● **Requirement**
Transcribe the entries exactly; images are not part of the copy.

[Begin Dataset excerpts]

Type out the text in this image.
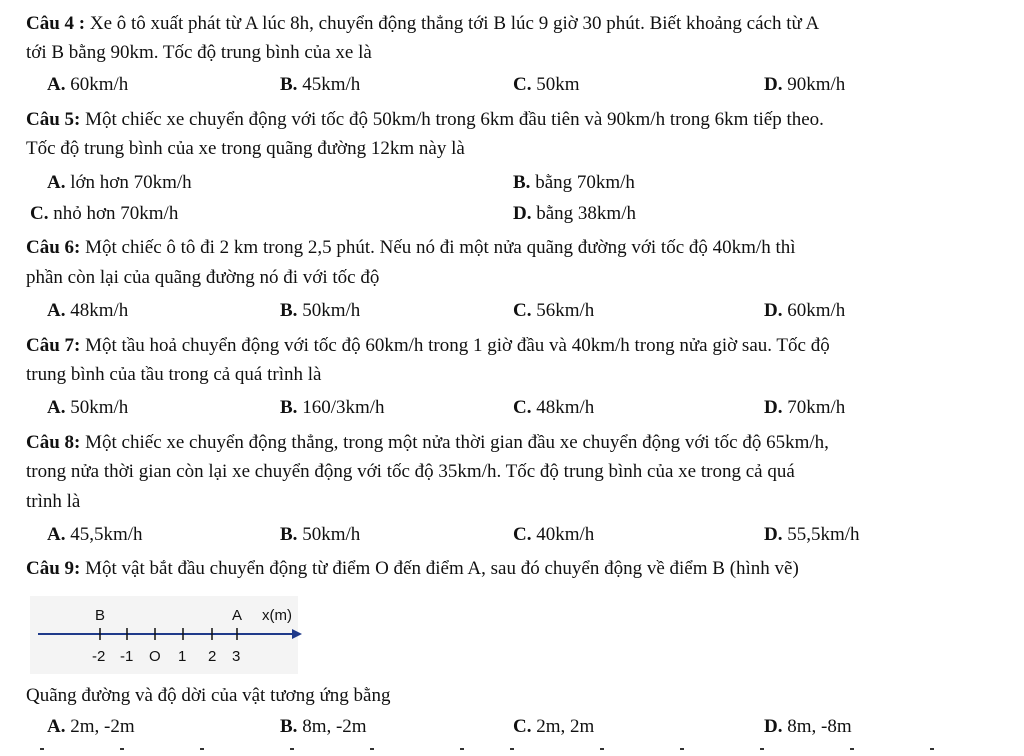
Câu 4 : Xe ô tô xuất phát từ A lúc 8h, chuyển động thẳng tới B lúc 9 giờ 30 phút. Biết khoảng cách từ A
tới B bằng 90km. Tốc độ trung bình của xe là
A. 60km/h	B. 45km/h	C. 50km	D. 90km/h
Câu 5: Một chiếc xe chuyển động với tốc độ 50km/h trong 6km đầu tiên và 90km/h trong 6km tiếp theo.
Tốc độ trung bình của xe trong quãng đường 12km này là
A. lớn hơn 70km/h	B. bằng 70km/h
C. nhỏ hơn 70km/h	D. bằng 38km/h
Câu 6: Một chiếc ô tô đi 2 km trong 2,5 phút. Nếu nó đi một nửa quãng đường với tốc độ 40km/h thì
phần còn lại của quãng đường nó đi với tốc độ
A. 48km/h	B. 50km/h	C. 56km/h	D. 60km/h
Câu 7: Một tầu hoả chuyển động với tốc độ 60km/h trong 1 giờ đầu và 40km/h trong nửa giờ sau. Tốc độ
trung bình của tầu trong cả quá trình là
A. 50km/h	B. 160/3km/h	C. 48km/h	D. 70km/h
Câu 8: Một chiếc xe chuyển động thẳng, trong một nửa thời gian đầu xe chuyển động với tốc độ 65km/h,
trong nửa thời gian còn lại xe chuyển động với tốc độ 35km/h. Tốc độ trung bình của xe trong cả quá
trình là
A. 45,5km/h	B. 50km/h	C. 40km/h	D. 55,5km/h
Câu 9: Một vật bắt đầu chuyển động từ điểm O đến điểm A, sau đó chuyển động về điểm B (hình vẽ)
B	A x(m)
-2 -1 O 1 2 3
Quãng đường và độ dời của vật tương ứng bằng
A. 2m, -2m	B. 8m, -2m	C. 2m, 2m	D. 8m, -8m
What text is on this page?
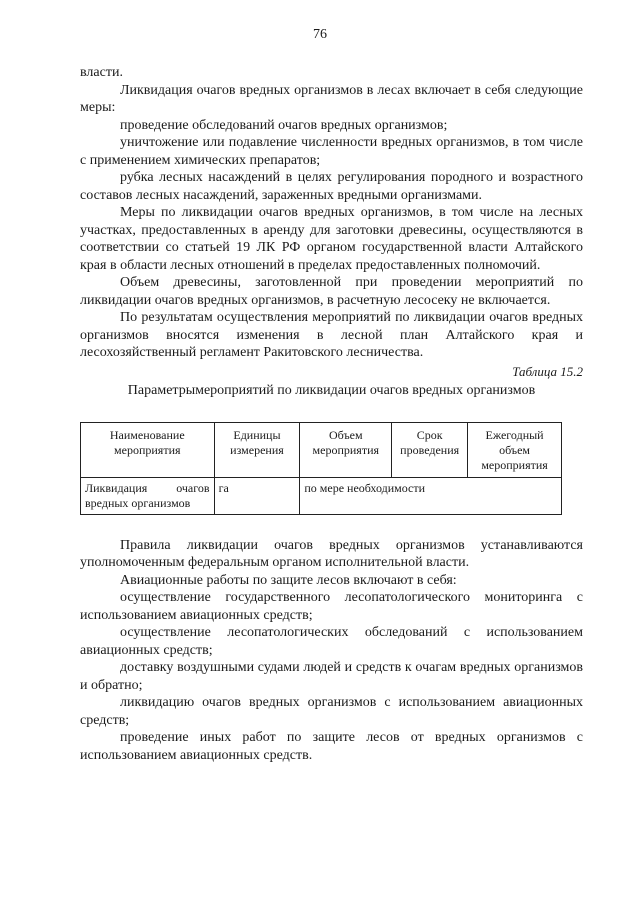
76

власти.

Ликвидация очагов вредных организмов в лесах включает в себя следующие меры:

проведение обследований очагов вредных организмов;

уничтожение или подавление численности вредных организмов, в том числе с применением химических препаратов;

рубка лесных насаждений в целях регулирования породного и возрастного составов лесных насаждений, зараженных вредными организмами.

Меры по ликвидации очагов вредных организмов, в том числе на лесных участках, предоставленных в аренду для заготовки древесины, осуществляются в соответствии со статьей 19 ЛК РФ органом государственной власти Алтайского края в области лесных отношений в пределах предоставленных полномочий.

Объем древесины, заготовленной при проведении мероприятий по ликвидации очагов вредных организмов, в расчетную лесосеку не включается.

По результатам осуществления мероприятий по ликвидации очагов вредных организмов вносятся изменения в лесной план Алтайского края и лесохозяйственный регламент Ракитовского лесничества.

Таблица 15.2
Параметрымероприятий по ликвидации очагов вредных организмов
Наименование мероприятия	Единицы измерения	Объем мероприятия	Срок проведения	Ежегодный объем мероприятия
Ликвидация очагов вредных организмов	га	по мере необходимости		

Правила ликвидации очагов вредных организмов устанавливаются уполномоченным федеральным органом исполнительной власти.

Авиационные работы по защите лесов включают в себя:

осуществление государственного лесопатологического мониторинга с использованием авиационных средств;

осуществление лесопатологических обследований с использованием авиационных средств;

доставку воздушными судами людей и средств к очагам вредных организмов и обратно;

ликвидацию очагов вредных организмов с использованием авиационных средств;

проведение иных работ по защите лесов от вредных организмов с использованием авиационных средств.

[End Dataset excerpts]

● **Result**
Type out the text in this image.
Câu 4 : Xe ô tô xuất phát từ A lúc 8h, chuyển động thẳng tới B lúc 9 giờ 30 phút. Biết khoảng cách từ A
tới B bằng 90km. Tốc độ trung bình của xe là
A. 60km/h	B. 45km/h	C. 50km	D. 90km/h
Câu 5: Một chiếc xe chuyển động với tốc độ 50km/h trong 6km đầu tiên và 90km/h trong 6km tiếp theo.
Tốc độ trung bình của xe trong quãng đường 12km này là
A. lớn hơn 70km/h	B. bằng 70km/h
C. nhỏ hơn 70km/h	D. bằng 38km/h
Câu 6: Một chiếc ô tô đi 2 km trong 2,5 phút. Nếu nó đi một nửa quãng đường với tốc độ 40km/h thì
phần còn lại của quãng đường nó đi với tốc độ
A. 48km/h	B. 50km/h	C. 56km/h	D. 60km/h
Câu 7: Một tầu hoả chuyển động với tốc độ 60km/h trong 1 giờ đầu và 40km/h trong nửa giờ sau. Tốc độ
trung bình của tầu trong cả quá trình là
A. 50km/h	B. 160/3km/h	C. 48km/h	D. 70km/h
Câu 8: Một chiếc xe chuyển động thẳng, trong một nửa thời gian đầu xe chuyển động với tốc độ 65km/h,
trong nửa thời gian còn lại xe chuyển động với tốc độ 35km/h. Tốc độ trung bình của xe trong cả quá
trình là
A. 45,5km/h	B. 50km/h	C. 40km/h	D. 55,5km/h
Câu 9: Một vật bắt đầu chuyển động từ điểm O đến điểm A, sau đó chuyển động về điểm B (hình vẽ)
B	A x(m)
-2 -1 O 1 2 3
Quãng đường và độ dời của vật tương ứng bằng
A. 2m, -2m	B. 8m, -2m	C. 2m, 2m	D. 8m, -8m
What text is on this page?
76

власти.

Ликвидация очагов вредных организмов в лесах включает в себя следующие меры:

проведение обследований очагов вредных организмов;

уничтожение или подавление численности вредных организмов, в том числе с применением химических препаратов;

рубка лесных насаждений в целях регулирования породного и возрастного составов лесных насаждений, зараженных вредными организмами.

Меры по ликвидации очагов вредных организмов, в том числе на лесных участках, предоставленных в аренду для заготовки древесины, осуществляются в соответствии со статьей 19 ЛК РФ органом государственной власти Алтайского края в области лесных отношений в пределах предоставленных полномочий.

Объем древесины, заготовленной при проведении мероприятий по ликвидации очагов вредных организмов, в расчетную лесосеку не включается.

По результатам осуществления мероприятий по ликвидации очагов вредных организмов вносятся изменения в лесной план Алтайского края и лесохозяйственный регламент Ракитовского лесничества.

Таблица 15.2
Параметрымероприятий по ликвидации очагов вредных организмов
Наименование мероприятия	Единицы измерения	Объем мероприятия	Срок проведения	Ежегодный объем мероприятия
Ликвидация очагов вредных организмов	га	по мере необходимости		

Правила ликвидации очагов вредных организмов устанавливаются уполномоченным федеральным органом исполнительной власти.

Авиационные работы по защите лесов включают в себя:

осуществление государственного лесопатологического мониторинга с использованием авиационных средств;

осуществление лесопатологических обследований с использованием авиационных средств;

доставку воздушными судами людей и средств к очагам вредных организмов и обратно;

ликвидацию очагов вредных организмов с использованием авиационных средств;

проведение иных работ по защите лесов от вредных организмов с использованием авиационных средств.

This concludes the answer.